__What is being asked__.
Write out the entire listing below exactly, with the pictures left out.

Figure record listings
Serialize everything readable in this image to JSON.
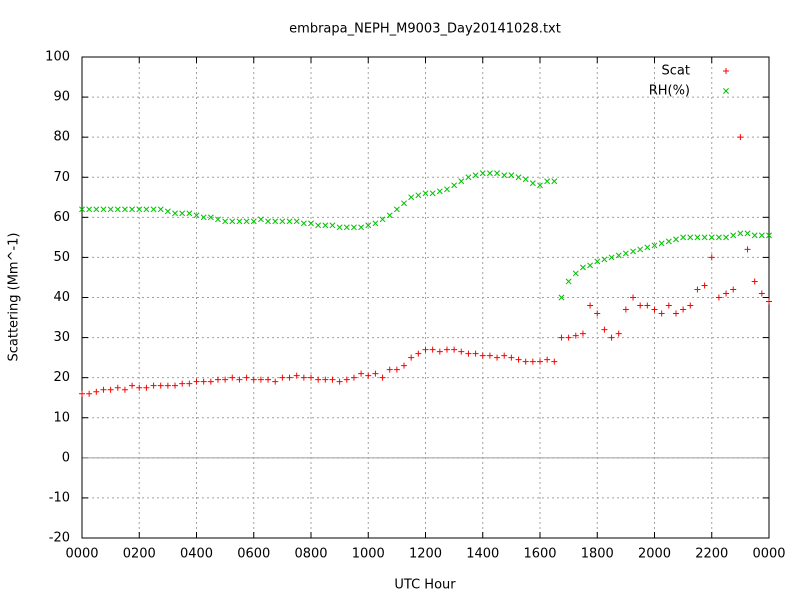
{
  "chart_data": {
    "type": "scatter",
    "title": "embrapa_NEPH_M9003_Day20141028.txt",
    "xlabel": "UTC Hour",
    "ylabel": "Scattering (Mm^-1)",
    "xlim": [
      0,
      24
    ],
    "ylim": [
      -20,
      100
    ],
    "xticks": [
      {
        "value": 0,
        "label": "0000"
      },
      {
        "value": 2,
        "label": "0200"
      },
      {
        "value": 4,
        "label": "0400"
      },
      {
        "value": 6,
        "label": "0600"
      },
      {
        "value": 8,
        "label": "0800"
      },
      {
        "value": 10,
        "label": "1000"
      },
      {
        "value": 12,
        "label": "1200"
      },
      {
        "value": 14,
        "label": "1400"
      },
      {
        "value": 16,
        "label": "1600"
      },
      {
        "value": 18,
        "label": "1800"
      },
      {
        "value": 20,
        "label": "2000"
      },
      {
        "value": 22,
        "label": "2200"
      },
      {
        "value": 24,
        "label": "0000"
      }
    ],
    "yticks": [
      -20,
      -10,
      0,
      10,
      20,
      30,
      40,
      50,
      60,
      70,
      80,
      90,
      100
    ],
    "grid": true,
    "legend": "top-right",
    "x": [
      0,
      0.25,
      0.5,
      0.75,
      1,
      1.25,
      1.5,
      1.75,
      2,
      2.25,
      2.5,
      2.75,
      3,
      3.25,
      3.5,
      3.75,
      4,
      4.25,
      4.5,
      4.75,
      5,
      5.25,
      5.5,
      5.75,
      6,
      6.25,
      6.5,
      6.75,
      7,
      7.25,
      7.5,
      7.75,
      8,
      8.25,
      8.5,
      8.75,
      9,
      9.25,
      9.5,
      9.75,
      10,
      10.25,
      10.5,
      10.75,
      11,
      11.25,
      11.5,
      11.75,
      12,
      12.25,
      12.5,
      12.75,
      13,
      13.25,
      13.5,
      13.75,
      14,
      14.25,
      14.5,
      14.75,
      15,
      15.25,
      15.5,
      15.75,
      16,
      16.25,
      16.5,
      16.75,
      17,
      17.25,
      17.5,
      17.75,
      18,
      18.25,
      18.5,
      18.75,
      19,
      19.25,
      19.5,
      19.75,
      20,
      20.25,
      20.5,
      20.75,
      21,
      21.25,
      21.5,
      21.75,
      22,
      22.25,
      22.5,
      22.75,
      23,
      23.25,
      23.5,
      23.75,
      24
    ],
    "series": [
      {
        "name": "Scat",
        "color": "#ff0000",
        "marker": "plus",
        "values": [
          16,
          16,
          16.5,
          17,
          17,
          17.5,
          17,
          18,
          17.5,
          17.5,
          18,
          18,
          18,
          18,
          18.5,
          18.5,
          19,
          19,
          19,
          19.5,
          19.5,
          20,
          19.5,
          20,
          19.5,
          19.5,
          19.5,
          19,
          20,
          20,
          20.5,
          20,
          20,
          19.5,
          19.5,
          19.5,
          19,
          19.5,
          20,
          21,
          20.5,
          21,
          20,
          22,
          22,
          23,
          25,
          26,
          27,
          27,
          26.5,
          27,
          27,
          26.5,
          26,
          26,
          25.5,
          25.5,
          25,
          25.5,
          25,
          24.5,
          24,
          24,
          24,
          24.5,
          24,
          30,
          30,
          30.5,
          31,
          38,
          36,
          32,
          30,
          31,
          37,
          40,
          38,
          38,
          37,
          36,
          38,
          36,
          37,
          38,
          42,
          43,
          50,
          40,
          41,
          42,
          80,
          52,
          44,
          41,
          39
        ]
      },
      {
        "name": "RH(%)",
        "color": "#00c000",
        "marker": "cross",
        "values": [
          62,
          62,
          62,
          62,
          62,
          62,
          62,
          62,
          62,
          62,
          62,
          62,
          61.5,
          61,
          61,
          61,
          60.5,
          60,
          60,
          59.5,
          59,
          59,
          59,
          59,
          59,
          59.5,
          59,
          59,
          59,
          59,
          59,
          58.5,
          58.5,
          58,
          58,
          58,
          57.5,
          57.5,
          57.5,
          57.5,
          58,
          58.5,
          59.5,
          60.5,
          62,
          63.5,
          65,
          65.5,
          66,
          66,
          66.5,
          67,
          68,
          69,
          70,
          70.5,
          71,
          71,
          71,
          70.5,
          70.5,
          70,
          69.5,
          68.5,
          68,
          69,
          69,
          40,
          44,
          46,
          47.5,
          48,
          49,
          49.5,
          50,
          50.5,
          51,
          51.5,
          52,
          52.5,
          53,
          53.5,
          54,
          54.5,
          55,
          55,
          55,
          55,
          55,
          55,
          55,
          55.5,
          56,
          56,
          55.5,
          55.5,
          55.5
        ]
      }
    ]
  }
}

__Solution to the problem__.
Serialize everything readable in this image to JSON.
{
  "chart_data": {
    "type": "scatter",
    "title": "embrapa_NEPH_M9003_Day20141028.txt",
    "xlabel": "UTC Hour",
    "ylabel": "Scattering (Mm^-1)",
    "xlim": [
      0,
      24
    ],
    "ylim": [
      -20,
      100
    ],
    "xticks": [
      {
        "value": 0,
        "label": "0000"
      },
      {
        "value": 2,
        "label": "0200"
      },
      {
        "value": 4,
        "label": "0400"
      },
      {
        "value": 6,
        "label": "0600"
      },
      {
        "value": 8,
        "label": "0800"
      },
      {
        "value": 10,
        "label": "1000"
      },
      {
        "value": 12,
        "label": "1200"
      },
      {
        "value": 14,
        "label": "1400"
      },
      {
        "value": 16,
        "label": "1600"
      },
      {
        "value": 18,
        "label": "1800"
      },
      {
        "value": 20,
        "label": "2000"
      },
      {
        "value": 22,
        "label": "2200"
      },
      {
        "value": 24,
        "label": "0000"
      }
    ],
    "yticks": [
      -20,
      -10,
      0,
      10,
      20,
      30,
      40,
      50,
      60,
      70,
      80,
      90,
      100
    ],
    "grid": true,
    "legend": "top-right",
    "x": [
      0,
      0.25,
      0.5,
      0.75,
      1,
      1.25,
      1.5,
      1.75,
      2,
      2.25,
      2.5,
      2.75,
      3,
      3.25,
      3.5,
      3.75,
      4,
      4.25,
      4.5,
      4.75,
      5,
      5.25,
      5.5,
      5.75,
      6,
      6.25,
      6.5,
      6.75,
      7,
      7.25,
      7.5,
      7.75,
      8,
      8.25,
      8.5,
      8.75,
      9,
      9.25,
      9.5,
      9.75,
      10,
      10.25,
      10.5,
      10.75,
      11,
      11.25,
      11.5,
      11.75,
      12,
      12.25,
      12.5,
      12.75,
      13,
      13.25,
      13.5,
      13.75,
      14,
      14.25,
      14.5,
      14.75,
      15,
      15.25,
      15.5,
      15.75,
      16,
      16.25,
      16.5,
      16.75,
      17,
      17.25,
      17.5,
      17.75,
      18,
      18.25,
      18.5,
      18.75,
      19,
      19.25,
      19.5,
      19.75,
      20,
      20.25,
      20.5,
      20.75,
      21,
      21.25,
      21.5,
      21.75,
      22,
      22.25,
      22.5,
      22.75,
      23,
      23.25,
      23.5,
      23.75,
      24
    ],
    "series": [
      {
        "name": "Scat",
        "color": "#ff0000",
        "marker": "plus",
        "values": [
          16,
          16,
          16.5,
          17,
          17,
          17.5,
          17,
          18,
          17.5,
          17.5,
          18,
          18,
          18,
          18,
          18.5,
          18.5,
          19,
          19,
          19,
          19.5,
          19.5,
          20,
          19.5,
          20,
          19.5,
          19.5,
          19.5,
          19,
          20,
          20,
          20.5,
          20,
          20,
          19.5,
          19.5,
          19.5,
          19,
          19.5,
          20,
          21,
          20.5,
          21,
          20,
          22,
          22,
          23,
          25,
          26,
          27,
          27,
          26.5,
          27,
          27,
          26.5,
          26,
          26,
          25.5,
          25.5,
          25,
          25.5,
          25,
          24.5,
          24,
          24,
          24,
          24.5,
          24,
          30,
          30,
          30.5,
          31,
          38,
          36,
          32,
          30,
          31,
          37,
          40,
          38,
          38,
          37,
          36,
          38,
          36,
          37,
          38,
          42,
          43,
          50,
          40,
          41,
          42,
          80,
          52,
          44,
          41,
          39
        ]
      },
      {
        "name": "RH(%)",
        "color": "#00c000",
        "marker": "cross",
        "values": [
          62,
          62,
          62,
          62,
          62,
          62,
          62,
          62,
          62,
          62,
          62,
          62,
          61.5,
          61,
          61,
          61,
          60.5,
          60,
          60,
          59.5,
          59,
          59,
          59,
          59,
          59,
          59.5,
          59,
          59,
          59,
          59,
          59,
          58.5,
          58.5,
          58,
          58,
          58,
          57.5,
          57.5,
          57.5,
          57.5,
          58,
          58.5,
          59.5,
          60.5,
          62,
          63.5,
          65,
          65.5,
          66,
          66,
          66.5,
          67,
          68,
          69,
          70,
          70.5,
          71,
          71,
          71,
          70.5,
          70.5,
          70,
          69.5,
          68.5,
          68,
          69,
          69,
          40,
          44,
          46,
          47.5,
          48,
          49,
          49.5,
          50,
          50.5,
          51,
          51.5,
          52,
          52.5,
          53,
          53.5,
          54,
          54.5,
          55,
          55,
          55,
          55,
          55,
          55,
          55,
          55.5,
          56,
          56,
          55.5,
          55.5,
          55.5
        ]
      }
    ]
  }
}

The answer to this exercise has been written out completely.